Exercise goal: Every record below is to be copied exactly, with its images omitted.

Supplied data:
◆ ◆ ◆ ◆

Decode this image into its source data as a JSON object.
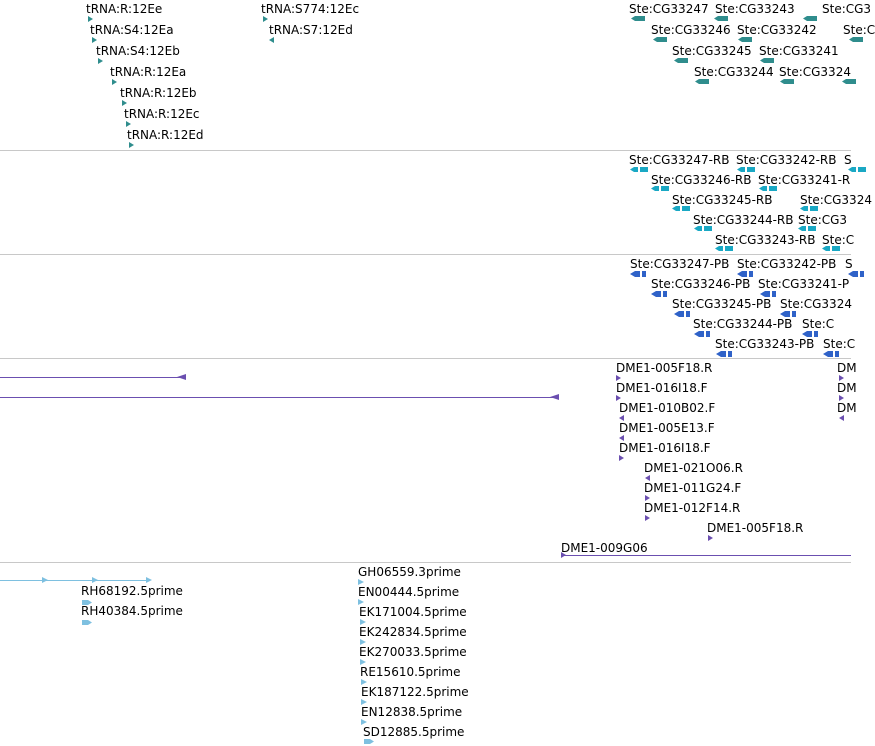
{
  "colors": {
    "separator": "#c8c8c8",
    "gene": "#2f8d8d",
    "mrna": "#1aa8c4",
    "peptide": "#2f62c8",
    "clone": "#6b4fb0",
    "est": "#7ec0e0"
  },
  "tracks": [
    {
      "name": "trna-and-gene-track",
      "features": [
        {
          "label": "tRNA:R:12Ee",
          "glyph": "tri-r"
        },
        {
          "label": "tRNA:S4:12Ea",
          "glyph": "tri-r"
        },
        {
          "label": "tRNA:S4:12Eb",
          "glyph": "tri-r"
        },
        {
          "label": "tRNA:R:12Ea",
          "glyph": "tri-r"
        },
        {
          "label": "tRNA:R:12Eb",
          "glyph": "tri-r"
        },
        {
          "label": "tRNA:R:12Ec",
          "glyph": "tri-r"
        },
        {
          "label": "tRNA:R:12Ed",
          "glyph": "tri-r"
        },
        {
          "label": "tRNA:S774:12Ec",
          "glyph": "tri-r"
        },
        {
          "label": "tRNA:S7:12Ed",
          "glyph": "tri-l"
        },
        {
          "label": "Ste:CG33247",
          "glyph": "gene-l"
        },
        {
          "label": "Ste:CG33243",
          "glyph": "gene-l"
        },
        {
          "label": "Ste:CG3",
          "glyph": "gene-l"
        },
        {
          "label": "Ste:CG33246",
          "glyph": "gene-l"
        },
        {
          "label": "Ste:CG33242",
          "glyph": "gene-l"
        },
        {
          "label": "Ste:C",
          "glyph": "gene-l"
        },
        {
          "label": "Ste:CG33245",
          "glyph": "gene-l"
        },
        {
          "label": "Ste:CG33241",
          "glyph": "gene-l"
        },
        {
          "label": "Ste:CG33244",
          "glyph": "gene-l"
        },
        {
          "label": "Ste:CG3324",
          "glyph": "gene-l"
        },
        {
          "label": "",
          "glyph": "gene-l"
        }
      ]
    },
    {
      "name": "mrna-track",
      "features": [
        {
          "label": "Ste:CG33247-RB",
          "glyph": "mrna-l"
        },
        {
          "label": "Ste:CG33242-RB",
          "glyph": "mrna-l"
        },
        {
          "label": "S",
          "glyph": "mrna-l"
        },
        {
          "label": "Ste:CG33246-RB",
          "glyph": "mrna-l"
        },
        {
          "label": "Ste:CG33241-R",
          "glyph": "mrna-l"
        },
        {
          "label": "Ste:CG33245-RB",
          "glyph": "mrna-l"
        },
        {
          "label": "Ste:CG3324",
          "glyph": "mrna-l"
        },
        {
          "label": "Ste:CG33244-RB",
          "glyph": "mrna-l"
        },
        {
          "label": "Ste:CG3",
          "glyph": "mrna-l"
        },
        {
          "label": "Ste:CG33243-RB",
          "glyph": "mrna-l"
        },
        {
          "label": "Ste:C",
          "glyph": "mrna-l"
        }
      ]
    },
    {
      "name": "peptide-track",
      "features": [
        {
          "label": "Ste:CG33247-PB",
          "glyph": "pep-l"
        },
        {
          "label": "Ste:CG33242-PB",
          "glyph": "pep-l"
        },
        {
          "label": "S",
          "glyph": "pep-l"
        },
        {
          "label": "Ste:CG33246-PB",
          "glyph": "pep-l"
        },
        {
          "label": "Ste:CG33241-P",
          "glyph": "pep-l"
        },
        {
          "label": "Ste:CG33245-PB",
          "glyph": "pep-l"
        },
        {
          "label": "Ste:CG3324",
          "glyph": "pep-l"
        },
        {
          "label": "Ste:CG33244-PB",
          "glyph": "pep-l"
        },
        {
          "label": "Ste:C",
          "glyph": "pep-l"
        },
        {
          "label": "Ste:CG33243-PB",
          "glyph": "pep-l"
        },
        {
          "label": "Ste:C",
          "glyph": "pep-l"
        }
      ]
    },
    {
      "name": "cdna-clone-track",
      "features": [
        {
          "label": "",
          "glyph": "clone-line-l"
        },
        {
          "label": "",
          "glyph": "clone-line-l"
        },
        {
          "label": "DME1-005F18.R",
          "glyph": "clone-r"
        },
        {
          "label": "DME1-016I18.F",
          "glyph": "clone-r"
        },
        {
          "label": "DME1-010B02.F",
          "glyph": "clone-l"
        },
        {
          "label": "DME1-005E13.F",
          "glyph": "clone-l"
        },
        {
          "label": "DME1-016I18.F",
          "glyph": "clone-r"
        },
        {
          "label": "DME1-021O06.R",
          "glyph": "clone-l"
        },
        {
          "label": "DME1-011G24.F",
          "glyph": "clone-r"
        },
        {
          "label": "DME1-012F14.R",
          "glyph": "clone-r"
        },
        {
          "label": "DME1-005F18.R",
          "glyph": "clone-r"
        },
        {
          "label": "DME1-009G06",
          "glyph": "clone-line-r"
        },
        {
          "label": "DM",
          "glyph": "clone-r"
        },
        {
          "label": "DM",
          "glyph": "clone-r"
        },
        {
          "label": "DM",
          "glyph": "clone-l"
        }
      ]
    },
    {
      "name": "est-track",
      "features": [
        {
          "label": "",
          "glyph": "est-line"
        },
        {
          "label": "RH68192.5prime",
          "glyph": "est-bar"
        },
        {
          "label": "RH40384.5prime",
          "glyph": "est-bar"
        },
        {
          "label": "GH06559.3prime",
          "glyph": "est-r"
        },
        {
          "label": "EN00444.5prime",
          "glyph": "est-r"
        },
        {
          "label": "EK171004.5prime",
          "glyph": "est-r"
        },
        {
          "label": "EK242834.5prime",
          "glyph": "est-r"
        },
        {
          "label": "EK270033.5prime",
          "glyph": "est-r"
        },
        {
          "label": "RE15610.5prime",
          "glyph": "est-r"
        },
        {
          "label": "EK187122.5prime",
          "glyph": "est-r"
        },
        {
          "label": "EN12838.5prime",
          "glyph": "est-r"
        },
        {
          "label": "SD12885.5prime",
          "glyph": "est-bar"
        }
      ]
    }
  ]
}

◆ ◆ ◆ ◆

Task solution:
Decode this image into its source data as a JSON object.
{
  "colors": {
    "separator": "#c8c8c8",
    "gene": "#2f8d8d",
    "mrna": "#1aa8c4",
    "peptide": "#2f62c8",
    "clone": "#6b4fb0",
    "est": "#7ec0e0"
  },
  "tracks": [
    {
      "name": "trna-and-gene-track",
      "features": [
        {
          "label": "tRNA:R:12Ee",
          "glyph": "tri-r"
        },
        {
          "label": "tRNA:S4:12Ea",
          "glyph": "tri-r"
        },
        {
          "label": "tRNA:S4:12Eb",
          "glyph": "tri-r"
        },
        {
          "label": "tRNA:R:12Ea",
          "glyph": "tri-r"
        },
        {
          "label": "tRNA:R:12Eb",
          "glyph": "tri-r"
        },
        {
          "label": "tRNA:R:12Ec",
          "glyph": "tri-r"
        },
        {
          "label": "tRNA:R:12Ed",
          "glyph": "tri-r"
        },
        {
          "label": "tRNA:S774:12Ec",
          "glyph": "tri-r"
        },
        {
          "label": "tRNA:S7:12Ed",
          "glyph": "tri-l"
        },
        {
          "label": "Ste:CG33247",
          "glyph": "gene-l"
        },
        {
          "label": "Ste:CG33243",
          "glyph": "gene-l"
        },
        {
          "label": "Ste:CG3",
          "glyph": "gene-l"
        },
        {
          "label": "Ste:CG33246",
          "glyph": "gene-l"
        },
        {
          "label": "Ste:CG33242",
          "glyph": "gene-l"
        },
        {
          "label": "Ste:C",
          "glyph": "gene-l"
        },
        {
          "label": "Ste:CG33245",
          "glyph": "gene-l"
        },
        {
          "label": "Ste:CG33241",
          "glyph": "gene-l"
        },
        {
          "label": "Ste:CG33244",
          "glyph": "gene-l"
        },
        {
          "label": "Ste:CG3324",
          "glyph": "gene-l"
        },
        {
          "label": "",
          "glyph": "gene-l"
        }
      ]
    },
    {
      "name": "mrna-track",
      "features": [
        {
          "label": "Ste:CG33247-RB",
          "glyph": "mrna-l"
        },
        {
          "label": "Ste:CG33242-RB",
          "glyph": "mrna-l"
        },
        {
          "label": "S",
          "glyph": "mrna-l"
        },
        {
          "label": "Ste:CG33246-RB",
          "glyph": "mrna-l"
        },
        {
          "label": "Ste:CG33241-R",
          "glyph": "mrna-l"
        },
        {
          "label": "Ste:CG33245-RB",
          "glyph": "mrna-l"
        },
        {
          "label": "Ste:CG3324",
          "glyph": "mrna-l"
        },
        {
          "label": "Ste:CG33244-RB",
          "glyph": "mrna-l"
        },
        {
          "label": "Ste:CG3",
          "glyph": "mrna-l"
        },
        {
          "label": "Ste:CG33243-RB",
          "glyph": "mrna-l"
        },
        {
          "label": "Ste:C",
          "glyph": "mrna-l"
        }
      ]
    },
    {
      "name": "peptide-track",
      "features": [
        {
          "label": "Ste:CG33247-PB",
          "glyph": "pep-l"
        },
        {
          "label": "Ste:CG33242-PB",
          "glyph": "pep-l"
        },
        {
          "label": "S",
          "glyph": "pep-l"
        },
        {
          "label": "Ste:CG33246-PB",
          "glyph": "pep-l"
        },
        {
          "label": "Ste:CG33241-P",
          "glyph": "pep-l"
        },
        {
          "label": "Ste:CG33245-PB",
          "glyph": "pep-l"
        },
        {
          "label": "Ste:CG3324",
          "glyph": "pep-l"
        },
        {
          "label": "Ste:CG33244-PB",
          "glyph": "pep-l"
        },
        {
          "label": "Ste:C",
          "glyph": "pep-l"
        },
        {
          "label": "Ste:CG33243-PB",
          "glyph": "pep-l"
        },
        {
          "label": "Ste:C",
          "glyph": "pep-l"
        }
      ]
    },
    {
      "name": "cdna-clone-track",
      "features": [
        {
          "label": "",
          "glyph": "clone-line-l"
        },
        {
          "label": "",
          "glyph": "clone-line-l"
        },
        {
          "label": "DME1-005F18.R",
          "glyph": "clone-r"
        },
        {
          "label": "DME1-016I18.F",
          "glyph": "clone-r"
        },
        {
          "label": "DME1-010B02.F",
          "glyph": "clone-l"
        },
        {
          "label": "DME1-005E13.F",
          "glyph": "clone-l"
        },
        {
          "label": "DME1-016I18.F",
          "glyph": "clone-r"
        },
        {
          "label": "DME1-021O06.R",
          "glyph": "clone-l"
        },
        {
          "label": "DME1-011G24.F",
          "glyph": "clone-r"
        },
        {
          "label": "DME1-012F14.R",
          "glyph": "clone-r"
        },
        {
          "label": "DME1-005F18.R",
          "glyph": "clone-r"
        },
        {
          "label": "DME1-009G06",
          "glyph": "clone-line-r"
        },
        {
          "label": "DM",
          "glyph": "clone-r"
        },
        {
          "label": "DM",
          "glyph": "clone-r"
        },
        {
          "label": "DM",
          "glyph": "clone-l"
        }
      ]
    },
    {
      "name": "est-track",
      "features": [
        {
          "label": "",
          "glyph": "est-line"
        },
        {
          "label": "RH68192.5prime",
          "glyph": "est-bar"
        },
        {
          "label": "RH40384.5prime",
          "glyph": "est-bar"
        },
        {
          "label": "GH06559.3prime",
          "glyph": "est-r"
        },
        {
          "label": "EN00444.5prime",
          "glyph": "est-r"
        },
        {
          "label": "EK171004.5prime",
          "glyph": "est-r"
        },
        {
          "label": "EK242834.5prime",
          "glyph": "est-r"
        },
        {
          "label": "EK270033.5prime",
          "glyph": "est-r"
        },
        {
          "label": "RE15610.5prime",
          "glyph": "est-r"
        },
        {
          "label": "EK187122.5prime",
          "glyph": "est-r"
        },
        {
          "label": "EN12838.5prime",
          "glyph": "est-r"
        },
        {
          "label": "SD12885.5prime",
          "glyph": "est-bar"
        }
      ]
    }
  ]
}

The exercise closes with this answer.